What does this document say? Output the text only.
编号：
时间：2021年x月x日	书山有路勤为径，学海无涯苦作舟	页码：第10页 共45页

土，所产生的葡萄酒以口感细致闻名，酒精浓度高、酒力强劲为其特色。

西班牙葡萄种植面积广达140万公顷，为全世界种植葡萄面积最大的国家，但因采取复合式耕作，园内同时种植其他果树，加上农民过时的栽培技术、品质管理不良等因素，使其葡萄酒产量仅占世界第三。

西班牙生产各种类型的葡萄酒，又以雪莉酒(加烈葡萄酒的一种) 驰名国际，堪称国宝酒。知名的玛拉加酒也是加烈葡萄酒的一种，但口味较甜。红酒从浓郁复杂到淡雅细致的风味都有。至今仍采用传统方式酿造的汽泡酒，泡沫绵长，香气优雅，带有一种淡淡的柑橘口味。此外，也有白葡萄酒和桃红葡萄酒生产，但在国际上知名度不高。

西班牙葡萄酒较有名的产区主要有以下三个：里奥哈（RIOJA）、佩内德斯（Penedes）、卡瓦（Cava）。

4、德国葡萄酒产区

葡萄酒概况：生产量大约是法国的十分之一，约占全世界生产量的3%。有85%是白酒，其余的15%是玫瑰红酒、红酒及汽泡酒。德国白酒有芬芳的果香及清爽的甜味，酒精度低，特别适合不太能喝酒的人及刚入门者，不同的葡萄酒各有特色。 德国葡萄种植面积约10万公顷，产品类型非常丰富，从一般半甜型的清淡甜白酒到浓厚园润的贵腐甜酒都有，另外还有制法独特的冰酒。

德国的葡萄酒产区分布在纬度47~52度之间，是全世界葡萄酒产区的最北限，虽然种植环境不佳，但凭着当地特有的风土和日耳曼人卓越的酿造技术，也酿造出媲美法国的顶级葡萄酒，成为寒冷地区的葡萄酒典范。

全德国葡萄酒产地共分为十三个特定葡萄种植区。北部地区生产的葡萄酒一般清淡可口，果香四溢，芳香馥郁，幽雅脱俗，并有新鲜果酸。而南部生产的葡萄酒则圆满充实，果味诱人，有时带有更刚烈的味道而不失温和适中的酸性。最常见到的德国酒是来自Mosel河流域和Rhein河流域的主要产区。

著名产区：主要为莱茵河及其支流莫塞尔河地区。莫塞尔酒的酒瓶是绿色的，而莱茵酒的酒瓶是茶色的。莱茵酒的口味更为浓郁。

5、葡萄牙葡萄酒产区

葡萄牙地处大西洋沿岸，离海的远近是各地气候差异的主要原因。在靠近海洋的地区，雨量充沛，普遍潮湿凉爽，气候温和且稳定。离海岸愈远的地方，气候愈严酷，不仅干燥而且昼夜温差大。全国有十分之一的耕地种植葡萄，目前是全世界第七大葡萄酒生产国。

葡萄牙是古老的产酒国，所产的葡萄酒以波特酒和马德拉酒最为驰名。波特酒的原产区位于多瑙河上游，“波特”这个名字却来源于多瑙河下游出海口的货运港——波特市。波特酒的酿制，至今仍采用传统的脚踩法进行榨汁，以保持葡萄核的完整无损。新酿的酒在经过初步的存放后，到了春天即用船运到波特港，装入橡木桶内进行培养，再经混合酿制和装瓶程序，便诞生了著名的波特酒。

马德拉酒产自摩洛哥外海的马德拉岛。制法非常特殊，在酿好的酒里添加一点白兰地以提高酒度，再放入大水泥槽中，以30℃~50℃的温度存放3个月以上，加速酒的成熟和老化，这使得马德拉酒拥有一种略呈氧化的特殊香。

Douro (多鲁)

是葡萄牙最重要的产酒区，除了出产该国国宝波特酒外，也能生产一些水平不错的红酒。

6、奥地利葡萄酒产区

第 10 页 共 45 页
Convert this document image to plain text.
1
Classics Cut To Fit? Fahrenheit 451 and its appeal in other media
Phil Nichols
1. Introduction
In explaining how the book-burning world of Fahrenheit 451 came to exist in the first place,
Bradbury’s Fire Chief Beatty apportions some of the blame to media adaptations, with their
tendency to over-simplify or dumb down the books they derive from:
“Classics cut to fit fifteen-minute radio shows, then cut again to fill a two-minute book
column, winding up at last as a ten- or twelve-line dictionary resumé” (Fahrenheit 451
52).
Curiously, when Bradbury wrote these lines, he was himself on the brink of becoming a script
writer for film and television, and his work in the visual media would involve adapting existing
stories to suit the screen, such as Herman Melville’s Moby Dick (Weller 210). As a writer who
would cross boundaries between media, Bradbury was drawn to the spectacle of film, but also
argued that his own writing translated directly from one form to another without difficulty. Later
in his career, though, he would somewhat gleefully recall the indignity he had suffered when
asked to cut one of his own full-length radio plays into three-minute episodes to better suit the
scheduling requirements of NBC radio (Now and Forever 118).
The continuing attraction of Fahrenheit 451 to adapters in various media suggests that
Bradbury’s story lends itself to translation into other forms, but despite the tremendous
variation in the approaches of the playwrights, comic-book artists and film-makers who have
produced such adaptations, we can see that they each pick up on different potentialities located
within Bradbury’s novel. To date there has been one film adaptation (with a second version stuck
****************
Aim: Show every line from the entries above in which the word "such" appears.

Result for this exercise:
stories to suit the screen, such as Herman Melville’s Moby Dick (Weller 210). As a writer who
produced such adaptations, we can see that they each pick up on different potentialities located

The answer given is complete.